### Reading passage ###

Skip to content

tinker_cookbook.distillation.Config

class tinker_cookbook.distillation.Config(**)

Configuration for off-policy distillation with soft teacher targets.

Parameters:

  • learning_rate – Optimizer learning rate.
  • dataset_configs – One per domain. Each pairs a dataset with a teacher.
  • model_name – Student model name.
  • n_teacher_targets – Number of teacher tokens per position used as soft targets.
  • teacher_concurrency – Max concurrent teacher forward passes.
  • batch_size – Number of examples per training step.

Fields:

  • learning_rate (float)
  • dataset_configs (list[DatasetWithTeacher])
  • model_name (str)
  • renderer_name (str | None) – Default: None
  • lora_rank (int) – Default: 32
  • n_teacher_targets (int) – Number of highest-probability teacher tokens per position used as soft targets. Default: 20.
  • teacher_concurrency (int) – Max concurrent teacher forward passes per batch. Default: 64.
  • batch_size (int) – Number of examples per training step. Default: 64.
  • save_every (int) – Checkpointing and logging Default: 10.

###

[Required tasks]
1: Answer these from the distillation Config reference:
(a) What is the default value of lora_rank?
(b) What does each entry in dataset_configs pair together?
(c) What type does the reference give for renderer_name?
2: Check each statement against the distillation Config reference and say whether it agrees. Support each yes or no with the deciding words quoted from the reference.
(a) The default batch size is 128.
(b) The configuration is meant for on-policy distillation.
(c) The soft targets come from the teacher's highest-probability tokens at each position.
3: In the distillation Config reference, which fields are listed with a default value? Give each one with its default.

### Entries provided ###

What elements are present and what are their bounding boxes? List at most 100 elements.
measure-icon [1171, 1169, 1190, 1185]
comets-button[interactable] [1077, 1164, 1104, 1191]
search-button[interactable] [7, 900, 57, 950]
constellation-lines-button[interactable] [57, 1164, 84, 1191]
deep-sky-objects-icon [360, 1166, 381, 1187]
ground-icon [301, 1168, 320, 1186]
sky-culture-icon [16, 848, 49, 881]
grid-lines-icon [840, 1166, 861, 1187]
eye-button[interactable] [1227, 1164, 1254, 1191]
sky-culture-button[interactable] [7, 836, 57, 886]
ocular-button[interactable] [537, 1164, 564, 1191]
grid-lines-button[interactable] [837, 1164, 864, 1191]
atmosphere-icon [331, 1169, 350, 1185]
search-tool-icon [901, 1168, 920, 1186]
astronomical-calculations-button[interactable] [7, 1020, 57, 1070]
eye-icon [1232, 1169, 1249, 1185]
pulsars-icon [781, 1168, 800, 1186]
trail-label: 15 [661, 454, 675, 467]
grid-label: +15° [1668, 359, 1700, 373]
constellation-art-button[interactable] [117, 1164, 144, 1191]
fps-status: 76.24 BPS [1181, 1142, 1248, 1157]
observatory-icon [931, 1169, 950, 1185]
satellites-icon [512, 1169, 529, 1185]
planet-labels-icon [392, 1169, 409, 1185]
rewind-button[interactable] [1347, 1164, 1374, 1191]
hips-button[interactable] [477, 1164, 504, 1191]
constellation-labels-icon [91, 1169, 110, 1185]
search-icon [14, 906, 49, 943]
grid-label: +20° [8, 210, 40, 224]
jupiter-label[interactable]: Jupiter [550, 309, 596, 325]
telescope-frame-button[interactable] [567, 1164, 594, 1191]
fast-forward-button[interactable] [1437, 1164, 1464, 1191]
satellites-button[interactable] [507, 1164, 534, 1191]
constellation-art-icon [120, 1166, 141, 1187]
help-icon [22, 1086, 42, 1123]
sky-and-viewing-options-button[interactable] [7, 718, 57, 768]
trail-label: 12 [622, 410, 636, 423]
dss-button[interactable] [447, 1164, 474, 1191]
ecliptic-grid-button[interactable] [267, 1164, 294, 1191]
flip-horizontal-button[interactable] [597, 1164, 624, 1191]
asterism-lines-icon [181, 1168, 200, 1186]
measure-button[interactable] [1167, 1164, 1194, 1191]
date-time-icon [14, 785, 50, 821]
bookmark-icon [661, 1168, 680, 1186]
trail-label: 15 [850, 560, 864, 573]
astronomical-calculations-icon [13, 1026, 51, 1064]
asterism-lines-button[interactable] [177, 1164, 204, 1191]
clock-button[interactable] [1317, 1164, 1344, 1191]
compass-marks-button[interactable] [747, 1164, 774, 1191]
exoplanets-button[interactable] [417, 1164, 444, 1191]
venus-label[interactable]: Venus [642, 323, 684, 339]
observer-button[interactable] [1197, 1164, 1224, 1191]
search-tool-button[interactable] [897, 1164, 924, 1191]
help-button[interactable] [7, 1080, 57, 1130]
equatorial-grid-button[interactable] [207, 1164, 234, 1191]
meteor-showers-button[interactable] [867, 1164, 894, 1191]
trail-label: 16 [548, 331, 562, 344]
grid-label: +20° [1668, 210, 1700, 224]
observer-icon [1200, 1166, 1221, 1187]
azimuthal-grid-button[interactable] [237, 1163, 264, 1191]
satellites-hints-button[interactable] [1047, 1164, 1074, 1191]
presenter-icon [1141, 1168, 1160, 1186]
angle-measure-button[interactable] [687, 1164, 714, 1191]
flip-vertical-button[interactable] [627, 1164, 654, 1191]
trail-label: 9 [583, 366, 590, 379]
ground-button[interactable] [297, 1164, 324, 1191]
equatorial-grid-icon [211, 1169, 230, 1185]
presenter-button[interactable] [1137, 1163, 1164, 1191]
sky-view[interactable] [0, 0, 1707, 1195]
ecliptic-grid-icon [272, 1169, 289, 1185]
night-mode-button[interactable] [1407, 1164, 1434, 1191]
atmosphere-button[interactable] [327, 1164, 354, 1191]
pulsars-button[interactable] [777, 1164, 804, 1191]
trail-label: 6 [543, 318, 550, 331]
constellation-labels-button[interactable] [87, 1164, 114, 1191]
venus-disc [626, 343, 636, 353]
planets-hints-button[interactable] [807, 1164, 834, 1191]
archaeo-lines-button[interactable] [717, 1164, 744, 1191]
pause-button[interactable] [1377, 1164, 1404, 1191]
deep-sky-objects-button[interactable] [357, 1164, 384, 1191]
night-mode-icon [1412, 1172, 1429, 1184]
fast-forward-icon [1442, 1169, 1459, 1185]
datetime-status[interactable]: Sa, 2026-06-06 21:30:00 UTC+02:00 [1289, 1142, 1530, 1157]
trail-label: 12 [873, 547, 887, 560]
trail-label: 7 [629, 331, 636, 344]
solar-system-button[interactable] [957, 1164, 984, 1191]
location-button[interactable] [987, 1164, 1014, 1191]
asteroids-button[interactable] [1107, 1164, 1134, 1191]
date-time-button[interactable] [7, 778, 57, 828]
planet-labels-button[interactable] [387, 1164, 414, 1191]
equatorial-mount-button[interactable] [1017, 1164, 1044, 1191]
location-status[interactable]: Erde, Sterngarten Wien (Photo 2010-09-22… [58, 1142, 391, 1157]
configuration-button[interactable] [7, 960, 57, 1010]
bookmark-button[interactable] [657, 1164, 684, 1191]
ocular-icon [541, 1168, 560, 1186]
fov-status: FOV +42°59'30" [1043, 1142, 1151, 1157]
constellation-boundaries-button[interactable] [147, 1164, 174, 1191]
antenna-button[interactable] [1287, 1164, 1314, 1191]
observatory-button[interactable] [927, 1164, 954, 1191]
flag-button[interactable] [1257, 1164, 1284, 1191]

###

[Expected responses]
1:
(a) 32
(b) A dataset with a teacher
(c) str | None

2:
(a) No: "Default: 64."
(b) No: "Configuration for off-policy distillation with soft teacher targets."
(c) Yes: "Number of highest-probability teacher tokens per position used as soft targets."

3:
- renderer_name: None
- lora_rank: 32
- n_teacher_targets: 20
- teacher_concurrency: 64
- batch_size: 64
- save_every: 10